%%

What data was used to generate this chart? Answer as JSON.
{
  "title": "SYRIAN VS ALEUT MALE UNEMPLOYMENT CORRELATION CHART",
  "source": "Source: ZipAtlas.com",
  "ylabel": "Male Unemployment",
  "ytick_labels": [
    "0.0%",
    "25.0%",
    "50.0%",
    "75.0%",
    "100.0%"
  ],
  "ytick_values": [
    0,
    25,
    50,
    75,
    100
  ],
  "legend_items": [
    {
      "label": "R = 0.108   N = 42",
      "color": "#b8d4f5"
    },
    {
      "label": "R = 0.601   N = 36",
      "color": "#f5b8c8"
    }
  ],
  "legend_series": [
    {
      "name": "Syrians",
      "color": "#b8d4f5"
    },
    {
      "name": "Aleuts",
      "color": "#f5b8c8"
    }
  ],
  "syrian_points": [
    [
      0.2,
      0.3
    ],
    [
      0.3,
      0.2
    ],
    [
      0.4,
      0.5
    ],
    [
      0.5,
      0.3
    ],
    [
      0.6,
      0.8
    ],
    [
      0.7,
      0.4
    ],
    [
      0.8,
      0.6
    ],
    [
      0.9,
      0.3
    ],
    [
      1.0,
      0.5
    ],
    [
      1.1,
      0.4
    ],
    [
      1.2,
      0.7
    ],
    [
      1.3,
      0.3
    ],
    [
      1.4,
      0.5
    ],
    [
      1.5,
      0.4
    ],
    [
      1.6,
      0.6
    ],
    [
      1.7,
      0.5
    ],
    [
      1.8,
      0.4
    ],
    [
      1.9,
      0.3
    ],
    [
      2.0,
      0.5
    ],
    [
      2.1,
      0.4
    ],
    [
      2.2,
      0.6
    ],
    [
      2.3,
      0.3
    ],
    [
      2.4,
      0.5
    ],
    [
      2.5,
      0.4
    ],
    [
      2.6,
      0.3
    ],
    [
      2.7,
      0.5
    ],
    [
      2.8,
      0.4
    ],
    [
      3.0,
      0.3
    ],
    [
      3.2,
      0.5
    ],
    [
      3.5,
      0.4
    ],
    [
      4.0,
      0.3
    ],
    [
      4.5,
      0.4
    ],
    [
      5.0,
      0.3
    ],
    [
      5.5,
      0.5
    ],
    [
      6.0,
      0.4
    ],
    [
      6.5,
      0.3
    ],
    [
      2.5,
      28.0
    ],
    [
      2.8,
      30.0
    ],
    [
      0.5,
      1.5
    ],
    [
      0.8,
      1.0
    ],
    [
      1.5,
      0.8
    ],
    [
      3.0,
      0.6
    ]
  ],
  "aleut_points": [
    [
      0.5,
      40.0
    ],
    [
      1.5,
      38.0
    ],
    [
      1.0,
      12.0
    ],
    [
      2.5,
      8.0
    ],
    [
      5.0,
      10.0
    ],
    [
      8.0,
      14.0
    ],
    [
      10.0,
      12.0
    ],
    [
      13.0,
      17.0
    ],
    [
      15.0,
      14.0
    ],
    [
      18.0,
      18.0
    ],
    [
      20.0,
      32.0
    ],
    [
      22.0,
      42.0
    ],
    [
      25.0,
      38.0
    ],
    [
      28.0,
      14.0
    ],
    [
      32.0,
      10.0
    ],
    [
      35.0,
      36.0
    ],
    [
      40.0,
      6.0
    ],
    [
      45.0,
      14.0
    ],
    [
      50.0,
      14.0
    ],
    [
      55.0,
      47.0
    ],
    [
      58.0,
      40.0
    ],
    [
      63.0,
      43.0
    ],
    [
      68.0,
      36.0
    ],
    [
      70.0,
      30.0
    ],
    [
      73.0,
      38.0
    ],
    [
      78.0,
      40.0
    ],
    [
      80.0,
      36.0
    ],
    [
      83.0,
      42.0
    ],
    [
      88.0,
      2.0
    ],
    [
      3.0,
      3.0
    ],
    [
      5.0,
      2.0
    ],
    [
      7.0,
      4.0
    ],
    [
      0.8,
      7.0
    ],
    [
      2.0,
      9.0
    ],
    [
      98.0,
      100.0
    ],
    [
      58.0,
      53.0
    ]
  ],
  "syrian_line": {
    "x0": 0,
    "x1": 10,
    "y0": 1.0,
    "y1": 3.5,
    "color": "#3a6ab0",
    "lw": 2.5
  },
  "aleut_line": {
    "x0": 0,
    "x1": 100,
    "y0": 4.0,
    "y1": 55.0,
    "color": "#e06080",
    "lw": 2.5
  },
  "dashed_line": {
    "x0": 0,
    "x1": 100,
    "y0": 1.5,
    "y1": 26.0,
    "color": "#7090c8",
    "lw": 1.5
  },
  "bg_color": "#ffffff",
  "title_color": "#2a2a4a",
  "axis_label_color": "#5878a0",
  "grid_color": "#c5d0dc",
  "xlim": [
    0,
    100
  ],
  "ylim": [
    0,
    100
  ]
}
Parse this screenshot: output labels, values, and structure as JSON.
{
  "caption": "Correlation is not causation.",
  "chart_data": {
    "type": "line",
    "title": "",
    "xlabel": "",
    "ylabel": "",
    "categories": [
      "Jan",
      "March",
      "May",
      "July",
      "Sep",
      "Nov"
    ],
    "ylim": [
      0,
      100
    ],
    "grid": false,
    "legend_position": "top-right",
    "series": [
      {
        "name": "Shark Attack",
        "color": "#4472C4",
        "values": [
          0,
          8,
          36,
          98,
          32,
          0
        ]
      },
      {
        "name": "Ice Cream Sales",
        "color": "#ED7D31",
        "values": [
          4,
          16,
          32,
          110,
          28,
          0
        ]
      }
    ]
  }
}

%%

Return the lines above exactly, keeping every word.

What data was used to generate this chart? Answer as JSON.
{
  "title": "SYRIAN VS ALEUT MALE UNEMPLOYMENT CORRELATION CHART",
  "source": "Source: ZipAtlas.com",
  "ylabel": "Male Unemployment",
  "ytick_labels": [
    "0.0%",
    "25.0%",
    "50.0%",
    "75.0%",
    "100.0%"
  ],
  "ytick_values": [
    0,
    25,
    50,
    75,
    100
  ],
  "legend_items": [
    {
      "label": "R = 0.108   N = 42",
      "color": "#b8d4f5"
    },
    {
      "label": "R = 0.601   N = 36",
      "color": "#f5b8c8"
    }
  ],
  "legend_series": [
    {
      "name": "Syrians",
      "color": "#b8d4f5"
    },
    {
      "name": "Aleuts",
      "color": "#f5b8c8"
    }
  ],
  "syrian_points": [
    [
      0.2,
      0.3
    ],
    [
      0.3,
      0.2
    ],
    [
      0.4,
      0.5
    ],
    [
      0.5,
      0.3
    ],
    [
      0.6,
      0.8
    ],
    [
      0.7,
      0.4
    ],
    [
      0.8,
      0.6
    ],
    [
      0.9,
      0.3
    ],
    [
      1.0,
      0.5
    ],
    [
      1.1,
      0.4
    ],
    [
      1.2,
      0.7
    ],
    [
      1.3,
      0.3
    ],
    [
      1.4,
      0.5
    ],
    [
      1.5,
      0.4
    ],
    [
      1.6,
      0.6
    ],
    [
      1.7,
      0.5
    ],
    [
      1.8,
      0.4
    ],
    [
      1.9,
      0.3
    ],
    [
      2.0,
      0.5
    ],
    [
      2.1,
      0.4
    ],
    [
      2.2,
      0.6
    ],
    [
      2.3,
      0.3
    ],
    [
      2.4,
      0.5
    ],
    [
      2.5,
      0.4
    ],
    [
      2.6,
      0.3
    ],
    [
      2.7,
      0.5
    ],
    [
      2.8,
      0.4
    ],
    [
      3.0,
      0.3
    ],
    [
      3.2,
      0.5
    ],
    [
      3.5,
      0.4
    ],
    [
      4.0,
      0.3
    ],
    [
      4.5,
      0.4
    ],
    [
      5.0,
      0.3
    ],
    [
      5.5,
      0.5
    ],
    [
      6.0,
      0.4
    ],
    [
      6.5,
      0.3
    ],
    [
      2.5,
      28.0
    ],
    [
      2.8,
      30.0
    ],
    [
      0.5,
      1.5
    ],
    [
      0.8,
      1.0
    ],
    [
      1.5,
      0.8
    ],
    [
      3.0,
      0.6
    ]
  ],
  "aleut_points": [
    [
      0.5,
      40.0
    ],
    [
      1.5,
      38.0
    ],
    [
      1.0,
      12.0
    ],
    [
      2.5,
      8.0
    ],
    [
      5.0,
      10.0
    ],
    [
      8.0,
      14.0
    ],
    [
      10.0,
      12.0
    ],
    [
      13.0,
      17.0
    ],
    [
      15.0,
      14.0
    ],
    [
      18.0,
      18.0
    ],
    [
      20.0,
      32.0
    ],
    [
      22.0,
      42.0
    ],
    [
      25.0,
      38.0
    ],
    [
      28.0,
      14.0
    ],
    [
      32.0,
      10.0
    ],
    [
      35.0,
      36.0
    ],
    [
      40.0,
      6.0
    ],
    [
      45.0,
      14.0
    ],
    [
      50.0,
      14.0
    ],
    [
      55.0,
      47.0
    ],
    [
      58.0,
      40.0
    ],
    [
      63.0,
      43.0
    ],
    [
      68.0,
      36.0
    ],
    [
      70.0,
      30.0
    ],
    [
      73.0,
      38.0
    ],
    [
      78.0,
      40.0
    ],
    [
      80.0,
      36.0
    ],
    [
      83.0,
      42.0
    ],
    [
      88.0,
      2.0
    ],
    [
      3.0,
      3.0
    ],
    [
      5.0,
      2.0
    ],
    [
      7.0,
      4.0
    ],
    [
      0.8,
      7.0
    ],
    [
      2.0,
      9.0
    ],
    [
      98.0,
      100.0
    ],
    [
      58.0,
      53.0
    ]
  ],
  "syrian_line": {
    "x0": 0,
    "x1": 10,
    "y0": 1.0,
    "y1": 3.5,
    "color": "#3a6ab0",
    "lw": 2.5
  },
  "aleut_line": {
    "x0": 0,
    "x1": 100,
    "y0": 4.0,
    "y1": 55.0,
    "color": "#e06080",
    "lw": 2.5
  },
  "dashed_line": {
    "x0": 0,
    "x1": 100,
    "y0": 1.5,
    "y1": 26.0,
    "color": "#7090c8",
    "lw": 1.5
  },
  "bg_color": "#ffffff",
  "title_color": "#2a2a4a",
  "axis_label_color": "#5878a0",
  "grid_color": "#c5d0dc",
  "xlim": [
    0,
    100
  ],
  "ylim": [
    0,
    100
  ]
}
Parse this screenshot: output labels, values, and structure as JSON.
{
  "caption": "Correlation is not causation.",
  "chart_data": {
    "type": "line",
    "title": "",
    "xlabel": "",
    "ylabel": "",
    "categories": [
      "Jan",
      "March",
      "May",
      "July",
      "Sep",
      "Nov"
    ],
    "ylim": [
      0,
      100
    ],
    "grid": false,
    "legend_position": "top-right",
    "series": [
      {
        "name": "Shark Attack",
        "color": "#4472C4",
        "values": [
          0,
          8,
          36,
          98,
          32,
          0
        ]
      },
      {
        "name": "Ice Cream Sales",
        "color": "#ED7D31",
        "values": [
          4,
          16,
          32,
          110,
          28,
          0
        ]
      }
    ]
  }
}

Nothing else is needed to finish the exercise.